Listed records:
┏━━

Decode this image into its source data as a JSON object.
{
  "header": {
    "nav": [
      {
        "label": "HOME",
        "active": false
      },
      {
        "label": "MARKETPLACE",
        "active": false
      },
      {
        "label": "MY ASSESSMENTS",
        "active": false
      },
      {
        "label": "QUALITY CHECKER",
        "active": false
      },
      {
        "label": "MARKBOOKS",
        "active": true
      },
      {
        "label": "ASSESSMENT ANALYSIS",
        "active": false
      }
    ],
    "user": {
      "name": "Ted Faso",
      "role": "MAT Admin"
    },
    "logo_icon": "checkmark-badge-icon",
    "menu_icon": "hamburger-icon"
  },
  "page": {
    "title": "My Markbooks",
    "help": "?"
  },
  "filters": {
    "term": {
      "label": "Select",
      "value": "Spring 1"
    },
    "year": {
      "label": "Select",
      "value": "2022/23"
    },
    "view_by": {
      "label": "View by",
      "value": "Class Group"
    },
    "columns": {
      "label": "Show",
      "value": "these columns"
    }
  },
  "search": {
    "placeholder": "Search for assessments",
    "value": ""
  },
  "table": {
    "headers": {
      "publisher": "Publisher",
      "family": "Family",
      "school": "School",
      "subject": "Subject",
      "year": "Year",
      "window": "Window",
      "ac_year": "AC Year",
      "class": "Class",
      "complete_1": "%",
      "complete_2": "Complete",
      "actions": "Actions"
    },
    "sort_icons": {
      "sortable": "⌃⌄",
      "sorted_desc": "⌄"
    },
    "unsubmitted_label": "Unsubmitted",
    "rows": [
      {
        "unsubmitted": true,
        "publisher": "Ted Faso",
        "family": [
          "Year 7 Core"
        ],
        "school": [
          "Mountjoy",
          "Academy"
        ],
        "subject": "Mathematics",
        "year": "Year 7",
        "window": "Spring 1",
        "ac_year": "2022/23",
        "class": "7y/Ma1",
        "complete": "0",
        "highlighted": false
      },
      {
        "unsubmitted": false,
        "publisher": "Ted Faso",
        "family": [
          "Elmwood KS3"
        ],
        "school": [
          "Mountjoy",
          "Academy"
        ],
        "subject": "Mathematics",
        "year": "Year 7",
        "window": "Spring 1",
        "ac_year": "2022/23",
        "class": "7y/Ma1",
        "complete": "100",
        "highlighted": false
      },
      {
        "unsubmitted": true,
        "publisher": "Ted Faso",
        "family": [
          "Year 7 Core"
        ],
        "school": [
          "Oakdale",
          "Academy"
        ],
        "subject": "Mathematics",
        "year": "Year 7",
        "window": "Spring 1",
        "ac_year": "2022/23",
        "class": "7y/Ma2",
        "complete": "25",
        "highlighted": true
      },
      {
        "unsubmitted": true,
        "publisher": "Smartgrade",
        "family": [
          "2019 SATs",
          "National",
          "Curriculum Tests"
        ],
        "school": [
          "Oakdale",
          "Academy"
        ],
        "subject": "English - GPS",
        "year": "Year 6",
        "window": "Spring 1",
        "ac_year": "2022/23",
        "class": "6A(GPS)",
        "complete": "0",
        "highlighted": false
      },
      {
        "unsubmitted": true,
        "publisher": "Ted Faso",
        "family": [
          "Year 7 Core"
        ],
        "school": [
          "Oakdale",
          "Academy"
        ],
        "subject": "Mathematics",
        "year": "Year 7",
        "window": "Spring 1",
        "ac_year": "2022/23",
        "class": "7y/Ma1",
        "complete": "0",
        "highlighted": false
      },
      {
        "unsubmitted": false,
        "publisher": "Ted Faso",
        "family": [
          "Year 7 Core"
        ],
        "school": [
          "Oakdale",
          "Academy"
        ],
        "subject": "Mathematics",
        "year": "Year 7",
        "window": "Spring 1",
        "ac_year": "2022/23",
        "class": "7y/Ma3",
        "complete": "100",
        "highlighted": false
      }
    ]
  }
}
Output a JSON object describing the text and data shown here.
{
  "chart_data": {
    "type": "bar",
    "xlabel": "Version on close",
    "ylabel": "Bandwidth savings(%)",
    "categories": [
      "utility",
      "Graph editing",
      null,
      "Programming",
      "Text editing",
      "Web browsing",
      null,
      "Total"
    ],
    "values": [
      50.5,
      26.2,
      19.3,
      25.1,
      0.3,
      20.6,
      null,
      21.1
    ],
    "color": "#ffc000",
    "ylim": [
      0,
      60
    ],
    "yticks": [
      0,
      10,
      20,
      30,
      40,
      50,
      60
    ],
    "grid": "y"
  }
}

┗━━

Exercise prompt:
Copy every record above exactly as it appears.

The completed task:
Decode this image into its source data as a JSON object.
{
  "header": {
    "nav": [
      {
        "label": "HOME",
        "active": false
      },
      {
        "label": "MARKETPLACE",
        "active": false
      },
      {
        "label": "MY ASSESSMENTS",
        "active": false
      },
      {
        "label": "QUALITY CHECKER",
        "active": false
      },
      {
        "label": "MARKBOOKS",
        "active": true
      },
      {
        "label": "ASSESSMENT ANALYSIS",
        "active": false
      }
    ],
    "user": {
      "name": "Ted Faso",
      "role": "MAT Admin"
    },
    "logo_icon": "checkmark-badge-icon",
    "menu_icon": "hamburger-icon"
  },
  "page": {
    "title": "My Markbooks",
    "help": "?"
  },
  "filters": {
    "term": {
      "label": "Select",
      "value": "Spring 1"
    },
    "year": {
      "label": "Select",
      "value": "2022/23"
    },
    "view_by": {
      "label": "View by",
      "value": "Class Group"
    },
    "columns": {
      "label": "Show",
      "value": "these columns"
    }
  },
  "search": {
    "placeholder": "Search for assessments",
    "value": ""
  },
  "table": {
    "headers": {
      "publisher": "Publisher",
      "family": "Family",
      "school": "School",
      "subject": "Subject",
      "year": "Year",
      "window": "Window",
      "ac_year": "AC Year",
      "class": "Class",
      "complete_1": "%",
      "complete_2": "Complete",
      "actions": "Actions"
    },
    "sort_icons": {
      "sortable": "⌃⌄",
      "sorted_desc": "⌄"
    },
    "unsubmitted_label": "Unsubmitted",
    "rows": [
      {
        "unsubmitted": true,
        "publisher": "Ted Faso",
        "family": [
          "Year 7 Core"
        ],
        "school": [
          "Mountjoy",
          "Academy"
        ],
        "subject": "Mathematics",
        "year": "Year 7",
        "window": "Spring 1",
        "ac_year": "2022/23",
        "class": "7y/Ma1",
        "complete": "0",
        "highlighted": false
      },
      {
        "unsubmitted": false,
        "publisher": "Ted Faso",
        "family": [
          "Elmwood KS3"
        ],
        "school": [
          "Mountjoy",
          "Academy"
        ],
        "subject": "Mathematics",
        "year": "Year 7",
        "window": "Spring 1",
        "ac_year": "2022/23",
        "class": "7y/Ma1",
        "complete": "100",
        "highlighted": false
      },
      {
        "unsubmitted": true,
        "publisher": "Ted Faso",
        "family": [
          "Year 7 Core"
        ],
        "school": [
          "Oakdale",
          "Academy"
        ],
        "subject": "Mathematics",
        "year": "Year 7",
        "window": "Spring 1",
        "ac_year": "2022/23",
        "class": "7y/Ma2",
        "complete": "25",
        "highlighted": true
      },
      {
        "unsubmitted": true,
        "publisher": "Smartgrade",
        "family": [
          "2019 SATs",
          "National",
          "Curriculum Tests"
        ],
        "school": [
          "Oakdale",
          "Academy"
        ],
        "subject": "English - GPS",
        "year": "Year 6",
        "window": "Spring 1",
        "ac_year": "2022/23",
        "class": "6A(GPS)",
        "complete": "0",
        "highlighted": false
      },
      {
        "unsubmitted": true,
        "publisher": "Ted Faso",
        "family": [
          "Year 7 Core"
        ],
        "school": [
          "Oakdale",
          "Academy"
        ],
        "subject": "Mathematics",
        "year": "Year 7",
        "window": "Spring 1",
        "ac_year": "2022/23",
        "class": "7y/Ma1",
        "complete": "0",
        "highlighted": false
      },
      {
        "unsubmitted": false,
        "publisher": "Ted Faso",
        "family": [
          "Year 7 Core"
        ],
        "school": [
          "Oakdale",
          "Academy"
        ],
        "subject": "Mathematics",
        "year": "Year 7",
        "window": "Spring 1",
        "ac_year": "2022/23",
        "class": "7y/Ma3",
        "complete": "100",
        "highlighted": false
      }
    ]
  }
}
Output a JSON object describing the text and data shown here.
{
  "chart_data": {
    "type": "bar",
    "xlabel": "Version on close",
    "ylabel": "Bandwidth savings(%)",
    "categories": [
      "utility",
      "Graph editing",
      null,
      "Programming",
      "Text editing",
      "Web browsing",
      null,
      "Total"
    ],
    "values": [
      50.5,
      26.2,
      19.3,
      25.1,
      0.3,
      20.6,
      null,
      21.1
    ],
    "color": "#ffc000",
    "ylim": [
      0,
      60
    ],
    "yticks": [
      0,
      10,
      20,
      30,
      40,
      50,
      60
    ],
    "grid": "y"
  }
}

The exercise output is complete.